**Problem requirements**
Could you write out the records below exactly as they appear, leaving out any pictures?

— Start Materials provided —

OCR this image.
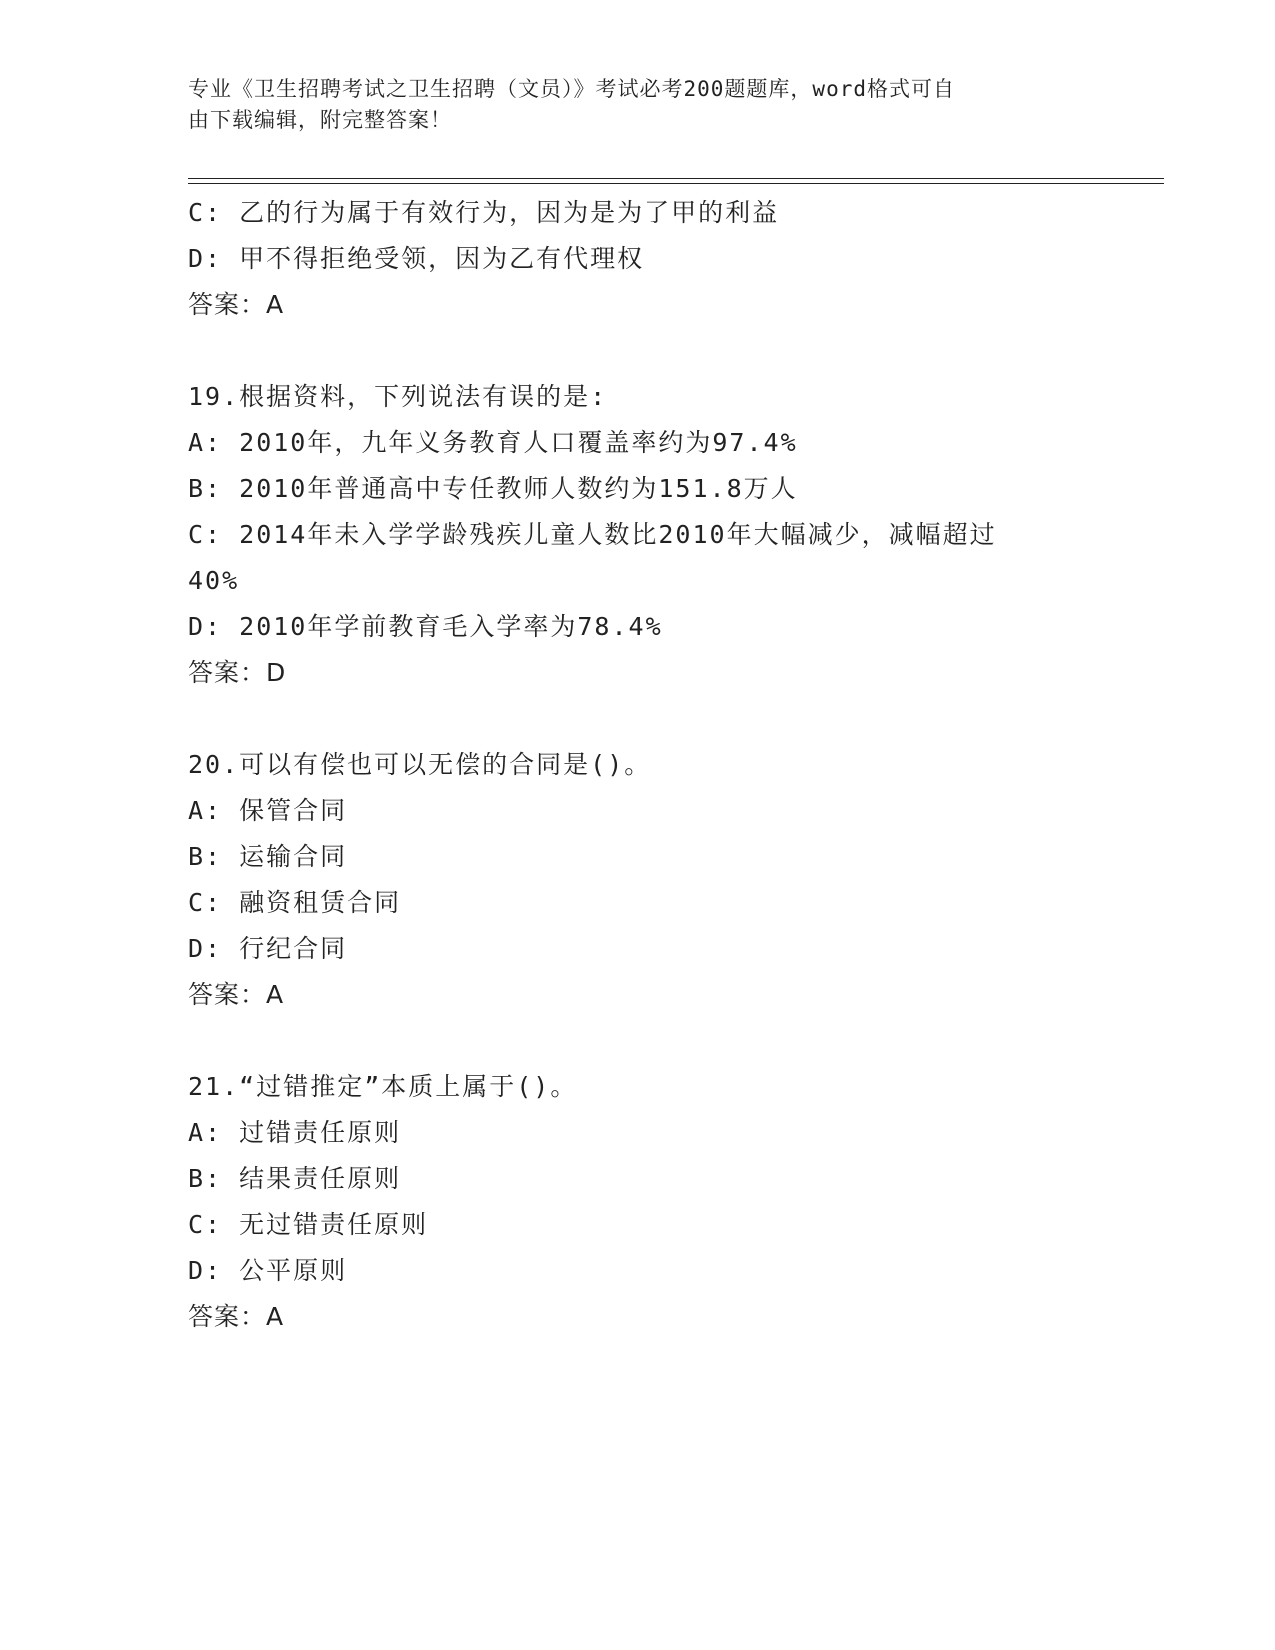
专业《卫生招聘考试之卫生招聘（文员）》考试必考200题题库，word格式可自
由下载编辑，附完整答案！
C: 乙的行为属于有效行为，因为是为了甲的利益
D: 甲不得拒绝受领，因为乙有代理权
答案：A
19.根据资料，下列说法有误的是:
A: 2010年，九年义务教育人口覆盖率约为97.4%
B: 2010年普通高中专任教师人数约为151.8万人
C: 2014年未入学学龄残疾儿童人数比2010年大幅减少，减幅超过
40%
D: 2010年学前教育毛入学率为78.4%
答案：D
20.可以有偿也可以无偿的合同是()。
A: 保管合同
B: 运输合同
C: 融资租赁合同
D: 行纪合同
答案：A
21.“过错推定”本质上属于()。
A: 过错责任原则
B: 结果责任原则
C: 无过错责任原则
D: 公平原则
答案：A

— End Materials provided —

**Final answer**
OCR this image.
专业《卫生招聘考试之卫生招聘（文员）》考试必考200题题库，word格式可自
由下载编辑，附完整答案！
C: 乙的行为属于有效行为，因为是为了甲的利益
D: 甲不得拒绝受领，因为乙有代理权
答案：A
19.根据资料，下列说法有误的是:
A: 2010年，九年义务教育人口覆盖率约为97.4%
B: 2010年普通高中专任教师人数约为151.8万人
C: 2014年未入学学龄残疾儿童人数比2010年大幅减少，减幅超过
40%
D: 2010年学前教育毛入学率为78.4%
答案：D
20.可以有偿也可以无偿的合同是()。
A: 保管合同
B: 运输合同
C: 融资租赁合同
D: 行纪合同
答案：A
21.“过错推定”本质上属于()。
A: 过错责任原则
B: 结果责任原则
C: 无过错责任原则
D: 公平原则
答案：A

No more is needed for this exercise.